▸ **EXERCISE BRIEF**
Each line below either holds the string "aniones" or doesn't. Count those that do and give only the number.

▸ **MATERIAL PROVIDED**
════════════════

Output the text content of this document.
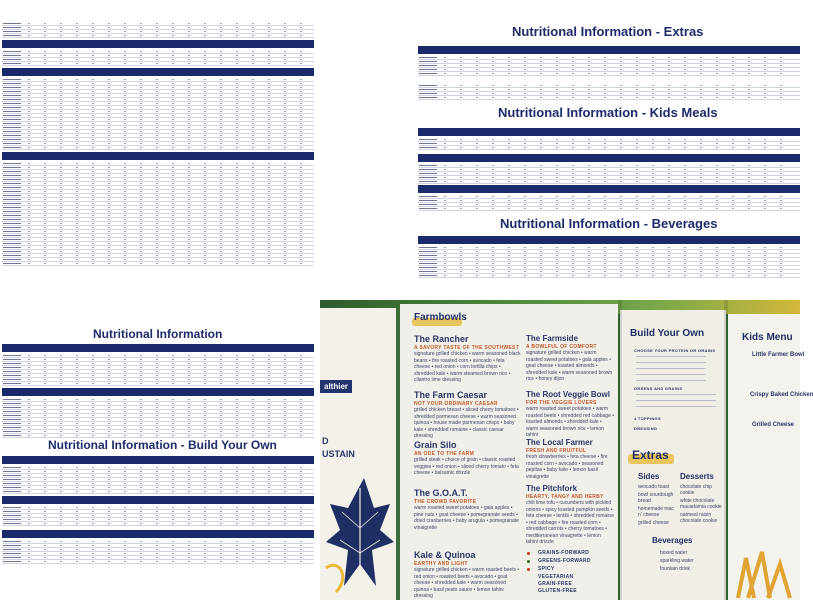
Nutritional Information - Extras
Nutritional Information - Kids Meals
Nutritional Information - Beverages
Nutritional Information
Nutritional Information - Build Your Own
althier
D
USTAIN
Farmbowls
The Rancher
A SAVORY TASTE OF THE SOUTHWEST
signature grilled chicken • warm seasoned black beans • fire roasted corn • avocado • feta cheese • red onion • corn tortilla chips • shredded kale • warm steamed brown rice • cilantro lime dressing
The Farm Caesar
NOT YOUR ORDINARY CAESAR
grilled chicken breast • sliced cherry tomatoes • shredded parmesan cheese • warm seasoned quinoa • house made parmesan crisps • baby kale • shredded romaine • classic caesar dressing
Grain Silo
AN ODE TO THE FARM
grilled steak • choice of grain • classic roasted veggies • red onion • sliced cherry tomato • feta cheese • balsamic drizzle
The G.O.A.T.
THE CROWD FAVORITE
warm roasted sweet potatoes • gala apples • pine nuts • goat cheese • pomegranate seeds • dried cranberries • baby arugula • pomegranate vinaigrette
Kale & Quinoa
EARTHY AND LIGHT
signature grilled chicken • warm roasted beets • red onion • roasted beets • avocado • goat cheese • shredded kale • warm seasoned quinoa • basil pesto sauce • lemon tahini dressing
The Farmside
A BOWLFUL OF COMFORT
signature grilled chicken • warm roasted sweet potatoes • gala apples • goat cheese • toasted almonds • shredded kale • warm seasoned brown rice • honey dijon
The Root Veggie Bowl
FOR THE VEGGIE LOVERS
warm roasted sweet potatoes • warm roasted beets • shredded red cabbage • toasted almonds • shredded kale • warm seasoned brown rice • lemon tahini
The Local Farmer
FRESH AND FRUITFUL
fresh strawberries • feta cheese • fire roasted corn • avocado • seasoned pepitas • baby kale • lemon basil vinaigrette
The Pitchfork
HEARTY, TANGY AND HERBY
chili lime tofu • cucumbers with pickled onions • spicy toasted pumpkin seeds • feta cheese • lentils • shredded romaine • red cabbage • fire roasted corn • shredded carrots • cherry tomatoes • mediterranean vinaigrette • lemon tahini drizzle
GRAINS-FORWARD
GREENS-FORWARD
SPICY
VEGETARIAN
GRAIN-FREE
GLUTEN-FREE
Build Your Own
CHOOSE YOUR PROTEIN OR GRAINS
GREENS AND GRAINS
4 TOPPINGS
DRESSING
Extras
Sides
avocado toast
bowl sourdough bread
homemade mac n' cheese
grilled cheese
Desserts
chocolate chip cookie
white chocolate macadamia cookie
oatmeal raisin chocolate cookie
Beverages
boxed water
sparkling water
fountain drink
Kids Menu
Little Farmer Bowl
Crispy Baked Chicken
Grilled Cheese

════════════════

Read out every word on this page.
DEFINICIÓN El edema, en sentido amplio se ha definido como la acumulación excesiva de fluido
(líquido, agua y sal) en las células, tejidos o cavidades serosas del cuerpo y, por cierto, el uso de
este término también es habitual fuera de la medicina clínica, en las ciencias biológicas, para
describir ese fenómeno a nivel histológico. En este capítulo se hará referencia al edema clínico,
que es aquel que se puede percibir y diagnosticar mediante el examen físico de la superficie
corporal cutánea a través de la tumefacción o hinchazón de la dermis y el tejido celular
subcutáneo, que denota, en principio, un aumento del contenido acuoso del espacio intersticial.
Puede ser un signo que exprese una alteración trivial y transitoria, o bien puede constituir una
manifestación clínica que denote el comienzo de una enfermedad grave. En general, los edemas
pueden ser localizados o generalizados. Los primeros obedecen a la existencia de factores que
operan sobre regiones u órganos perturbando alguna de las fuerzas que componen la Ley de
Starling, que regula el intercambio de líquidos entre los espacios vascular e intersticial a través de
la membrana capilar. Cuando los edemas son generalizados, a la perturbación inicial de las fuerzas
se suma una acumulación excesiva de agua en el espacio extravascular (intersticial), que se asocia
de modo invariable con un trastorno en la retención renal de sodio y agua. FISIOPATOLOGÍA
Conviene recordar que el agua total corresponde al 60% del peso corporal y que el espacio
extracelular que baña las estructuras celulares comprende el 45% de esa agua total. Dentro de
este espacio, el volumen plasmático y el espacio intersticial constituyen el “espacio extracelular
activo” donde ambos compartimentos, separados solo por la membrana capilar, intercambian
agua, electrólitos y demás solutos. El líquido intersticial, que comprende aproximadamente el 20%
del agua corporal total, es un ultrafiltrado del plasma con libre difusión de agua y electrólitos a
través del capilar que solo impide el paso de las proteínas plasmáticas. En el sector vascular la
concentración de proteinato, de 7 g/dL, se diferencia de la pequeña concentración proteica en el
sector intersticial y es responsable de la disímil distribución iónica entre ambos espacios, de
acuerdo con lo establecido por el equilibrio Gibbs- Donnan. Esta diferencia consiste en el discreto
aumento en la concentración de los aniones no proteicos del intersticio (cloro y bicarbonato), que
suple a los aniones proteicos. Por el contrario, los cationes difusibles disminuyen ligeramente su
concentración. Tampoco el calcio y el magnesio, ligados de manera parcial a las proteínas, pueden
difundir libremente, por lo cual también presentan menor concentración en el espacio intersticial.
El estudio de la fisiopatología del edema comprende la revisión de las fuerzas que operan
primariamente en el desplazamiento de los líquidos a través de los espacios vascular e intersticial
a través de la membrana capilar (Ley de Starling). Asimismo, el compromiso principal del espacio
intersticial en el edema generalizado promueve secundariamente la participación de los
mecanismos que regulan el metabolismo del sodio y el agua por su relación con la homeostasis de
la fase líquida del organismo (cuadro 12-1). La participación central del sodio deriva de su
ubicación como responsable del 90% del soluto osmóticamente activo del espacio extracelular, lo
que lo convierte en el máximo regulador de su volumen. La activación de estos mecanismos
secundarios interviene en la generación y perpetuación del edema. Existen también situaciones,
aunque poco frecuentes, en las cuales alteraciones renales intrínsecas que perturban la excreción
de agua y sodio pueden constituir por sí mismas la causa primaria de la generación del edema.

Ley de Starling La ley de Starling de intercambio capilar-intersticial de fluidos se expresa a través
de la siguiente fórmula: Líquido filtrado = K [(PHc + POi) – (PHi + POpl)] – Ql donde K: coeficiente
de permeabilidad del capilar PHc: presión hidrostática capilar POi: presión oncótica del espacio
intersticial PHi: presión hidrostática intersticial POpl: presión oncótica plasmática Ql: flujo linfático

════════════════

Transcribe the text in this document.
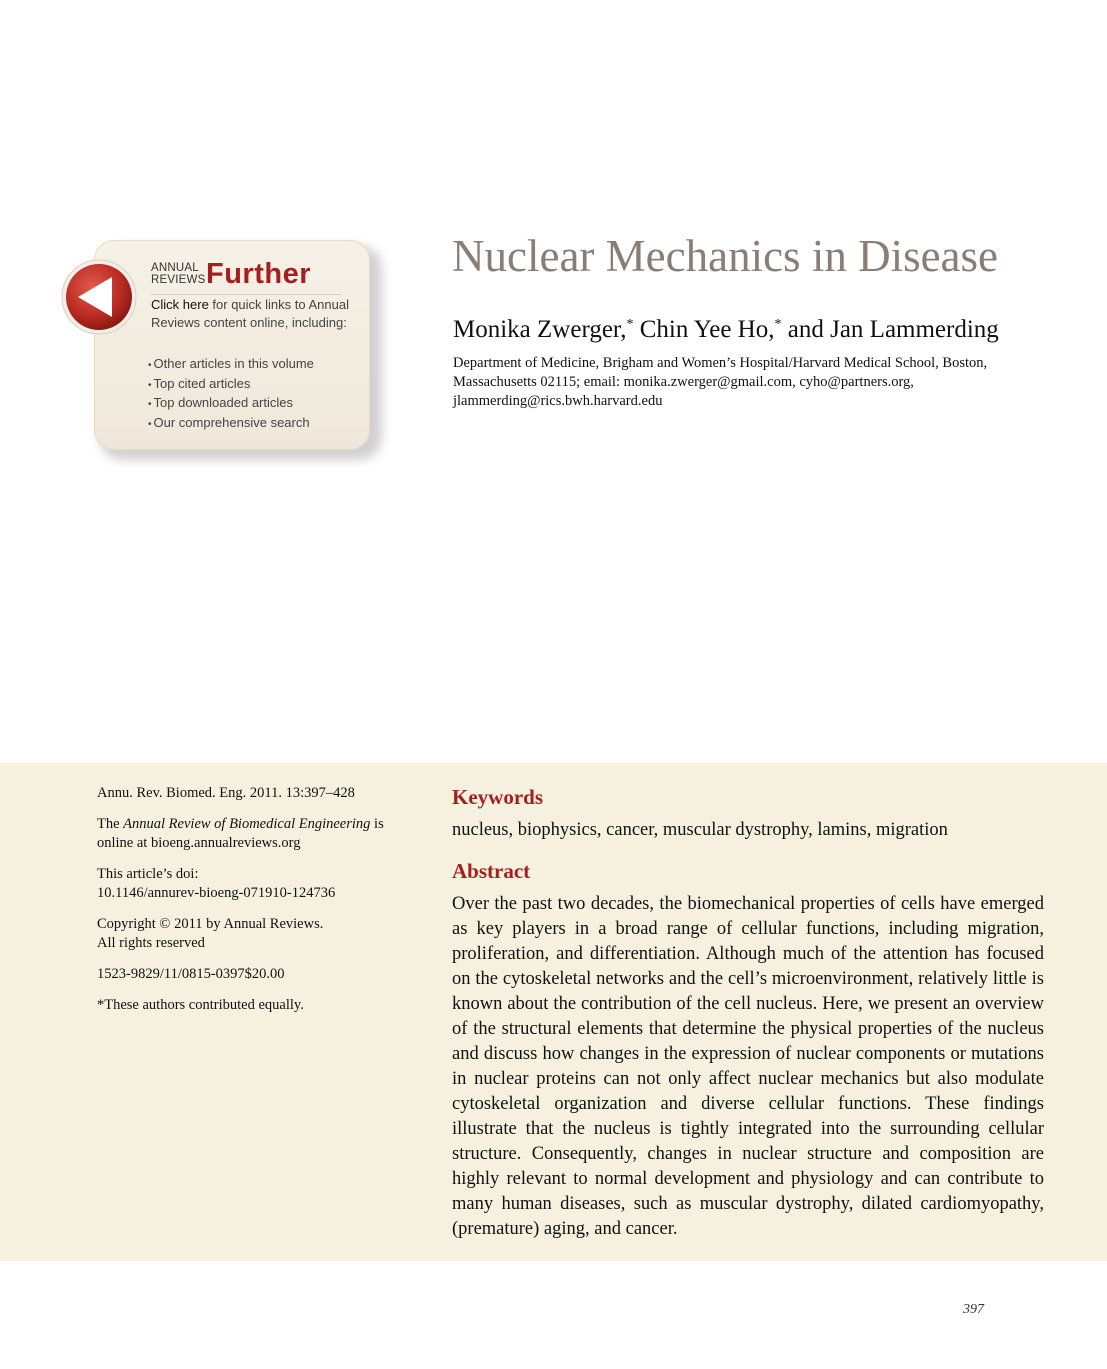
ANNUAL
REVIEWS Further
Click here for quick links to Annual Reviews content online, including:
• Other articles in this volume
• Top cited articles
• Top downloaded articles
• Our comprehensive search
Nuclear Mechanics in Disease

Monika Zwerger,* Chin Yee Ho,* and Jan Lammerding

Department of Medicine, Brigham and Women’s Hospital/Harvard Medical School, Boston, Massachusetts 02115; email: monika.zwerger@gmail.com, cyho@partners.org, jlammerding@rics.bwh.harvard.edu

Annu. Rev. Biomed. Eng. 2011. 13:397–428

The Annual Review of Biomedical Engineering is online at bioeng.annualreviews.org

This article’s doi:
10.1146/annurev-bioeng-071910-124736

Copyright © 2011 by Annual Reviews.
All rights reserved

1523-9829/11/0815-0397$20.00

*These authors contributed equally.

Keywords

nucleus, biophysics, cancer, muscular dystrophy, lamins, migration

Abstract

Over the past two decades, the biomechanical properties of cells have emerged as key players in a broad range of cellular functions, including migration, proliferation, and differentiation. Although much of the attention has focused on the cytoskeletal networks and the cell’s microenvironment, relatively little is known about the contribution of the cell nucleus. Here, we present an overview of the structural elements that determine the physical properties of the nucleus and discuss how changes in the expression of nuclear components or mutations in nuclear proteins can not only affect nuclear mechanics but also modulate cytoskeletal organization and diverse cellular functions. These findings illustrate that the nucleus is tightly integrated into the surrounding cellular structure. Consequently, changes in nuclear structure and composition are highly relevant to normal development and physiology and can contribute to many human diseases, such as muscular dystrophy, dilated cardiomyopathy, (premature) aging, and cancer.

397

════════════════

▸ **PROBLEM SOLUTION**
2